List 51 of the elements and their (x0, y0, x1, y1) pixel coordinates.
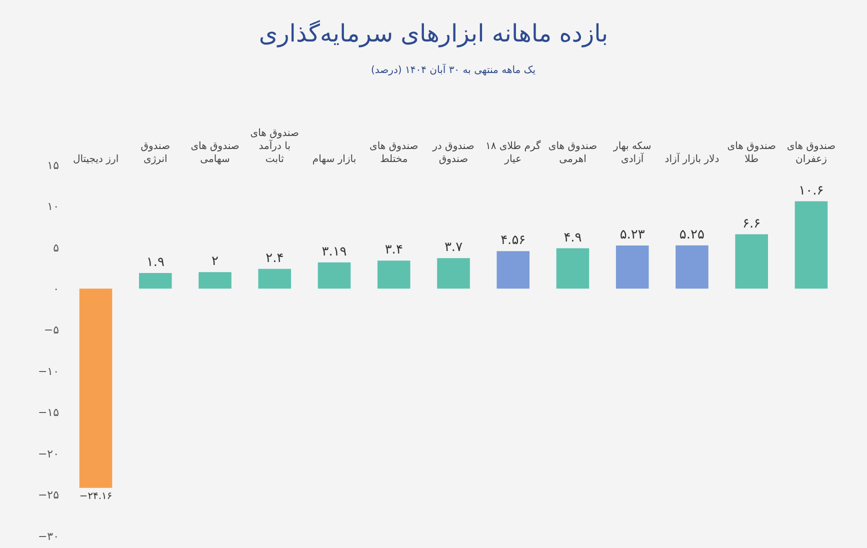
data-label: ۳.۷ (444, 240, 463, 256)
data-label: ۵.۲۳ (620, 228, 645, 243)
x-tick-label: گرم طلای ۱۸ عیار (485, 140, 542, 165)
data-label: ۵.۲۵ (679, 227, 705, 242)
data-label: ۶.۶ (742, 216, 761, 232)
data-label: ۴.۹ (564, 230, 582, 246)
y-tick-label: −۵ (44, 324, 60, 337)
x-tick-label: صندوق در صندوق (432, 141, 474, 165)
y-tick-label: ۱۵ (47, 158, 60, 172)
y-tick-label: ۵ (53, 241, 60, 254)
x-tick-label: صندوق های زعفران (786, 141, 836, 165)
chart-subtitle: یک ماهه منتهی به ۳۰ آبان ۱۴۰۴ (درصد) (371, 63, 536, 76)
x-tick-label: ارز دیجیتال (72, 154, 119, 165)
y-tick-label: −۱۰ (38, 364, 59, 378)
x-tick-label: صندوق های سهامی (190, 141, 240, 165)
y-tick-label: −۳۰ (38, 530, 59, 543)
bar (377, 260, 410, 289)
y-tick-label: ۰ (53, 282, 59, 296)
x-tick-label: صندوق های با درآمد ثابت (250, 128, 299, 165)
bar (79, 288, 112, 488)
y-tick-label: −۲۰ (38, 447, 59, 460)
bar (437, 258, 470, 289)
y-tick-label: −۱۵ (38, 406, 60, 420)
bar (676, 245, 708, 289)
bar (735, 234, 768, 289)
x-tick-label: صندوق های اهرمی (548, 141, 598, 165)
bar (496, 251, 530, 289)
x-tick-label: صندوق های مختلط (370, 141, 418, 165)
bar (198, 272, 232, 289)
data-label: ۲ (212, 254, 219, 270)
data-label: ۳.۱۹ (322, 244, 347, 260)
data-label: ۲.۴ (266, 250, 284, 266)
bar (616, 246, 649, 289)
x-tick-label: صندوق های طلا (727, 141, 776, 165)
x-tick-label: صندوق انرژی (140, 141, 170, 165)
bar (556, 248, 590, 289)
data-label: ۱۰.۶ (798, 183, 824, 198)
data-label: ۳.۴ (384, 242, 403, 258)
bar (794, 201, 828, 289)
y-tick-label: −۲۵ (38, 488, 60, 502)
bar (258, 268, 292, 289)
x-tick-label: بازار سهام (312, 154, 356, 165)
chart-title: بازده ماهانه ابزارهای سرمایه‌گذاری (258, 19, 608, 48)
y-tick-label: ۱۰ (47, 200, 59, 214)
x-tick-label: دلار بازار آزاد (664, 152, 720, 165)
data-label: ۱.۹ (146, 255, 164, 270)
bar (318, 262, 351, 289)
x-tick-label: سکه بهار آزادی (612, 141, 652, 165)
bar (139, 273, 172, 289)
data-label: ۴.۵۶ (500, 233, 526, 248)
data-label: −۲۴.۱۶ (79, 491, 112, 502)
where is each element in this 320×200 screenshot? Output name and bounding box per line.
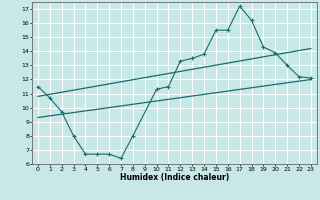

_WHAT YOU NEED TO DO_.
Repeat every entry above word for word, leaving out the pictures.

_PROBLEM SOLUTION_.
List 51 of the elements and their (x0, y0, x1, y1) pixel coordinates.
data-label: ۳.۷ (444, 240, 463, 256)
data-label: ۵.۲۳ (620, 228, 645, 243)
x-tick-label: گرم طلای ۱۸ عیار (485, 140, 542, 165)
data-label: ۵.۲۵ (679, 227, 705, 242)
data-label: ۶.۶ (742, 216, 761, 232)
data-label: ۴.۹ (564, 230, 582, 246)
y-tick-label: −۵ (44, 324, 60, 337)
x-tick-label: صندوق در صندوق (432, 141, 474, 165)
y-tick-label: ۱۵ (47, 158, 60, 172)
y-tick-label: ۵ (53, 241, 60, 254)
x-tick-label: صندوق های زعفران (786, 141, 836, 165)
chart-subtitle: یک ماهه منتهی به ۳۰ آبان ۱۴۰۴ (درصد) (371, 63, 536, 76)
x-tick-label: ارز دیجیتال (72, 154, 119, 165)
y-tick-label: −۱۰ (38, 364, 59, 378)
x-tick-label: صندوق های سهامی (190, 141, 240, 165)
y-tick-label: −۳۰ (38, 530, 59, 543)
bar (377, 260, 410, 289)
y-tick-label: ۰ (53, 282, 59, 296)
x-tick-label: صندوق های با درآمد ثابت (250, 128, 299, 165)
bar (79, 288, 112, 488)
y-tick-label: −۲۰ (38, 447, 59, 460)
bar (437, 258, 470, 289)
y-tick-label: −۱۵ (38, 406, 60, 420)
bar (676, 245, 708, 289)
bar (735, 234, 768, 289)
x-tick-label: صندوق های اهرمی (548, 141, 598, 165)
bar (496, 251, 530, 289)
x-tick-label: صندوق های مختلط (370, 141, 418, 165)
bar (198, 272, 232, 289)
data-label: ۲ (212, 254, 219, 270)
data-label: ۳.۱۹ (322, 244, 347, 260)
data-label: ۲.۴ (266, 250, 284, 266)
bar (616, 246, 649, 289)
x-tick-label: صندوق های طلا (727, 141, 776, 165)
x-tick-label: صندوق انرژی (140, 141, 170, 165)
bar (556, 248, 590, 289)
data-label: ۱۰.۶ (798, 183, 824, 198)
data-label: ۳.۴ (384, 242, 403, 258)
bar (794, 201, 828, 289)
y-tick-label: −۲۵ (38, 488, 60, 502)
bar (258, 268, 292, 289)
x-tick-label: بازار سهام (312, 154, 356, 165)
chart-title: بازده ماهانه ابزارهای سرمایه‌گذاری (258, 19, 608, 48)
y-tick-label: ۱۰ (47, 200, 59, 214)
x-tick-label: دلار بازار آزاد (664, 152, 720, 165)
data-label: ۱.۹ (146, 255, 164, 270)
bar (318, 262, 351, 289)
x-tick-label: سکه بهار آزادی (612, 141, 652, 165)
bar (139, 273, 172, 289)
data-label: ۴.۵۶ (500, 233, 526, 248)
data-label: −۲۴.۱۶ (79, 491, 112, 502)
where is each element in this 320×200 screenshot? Output name and bounding box per line.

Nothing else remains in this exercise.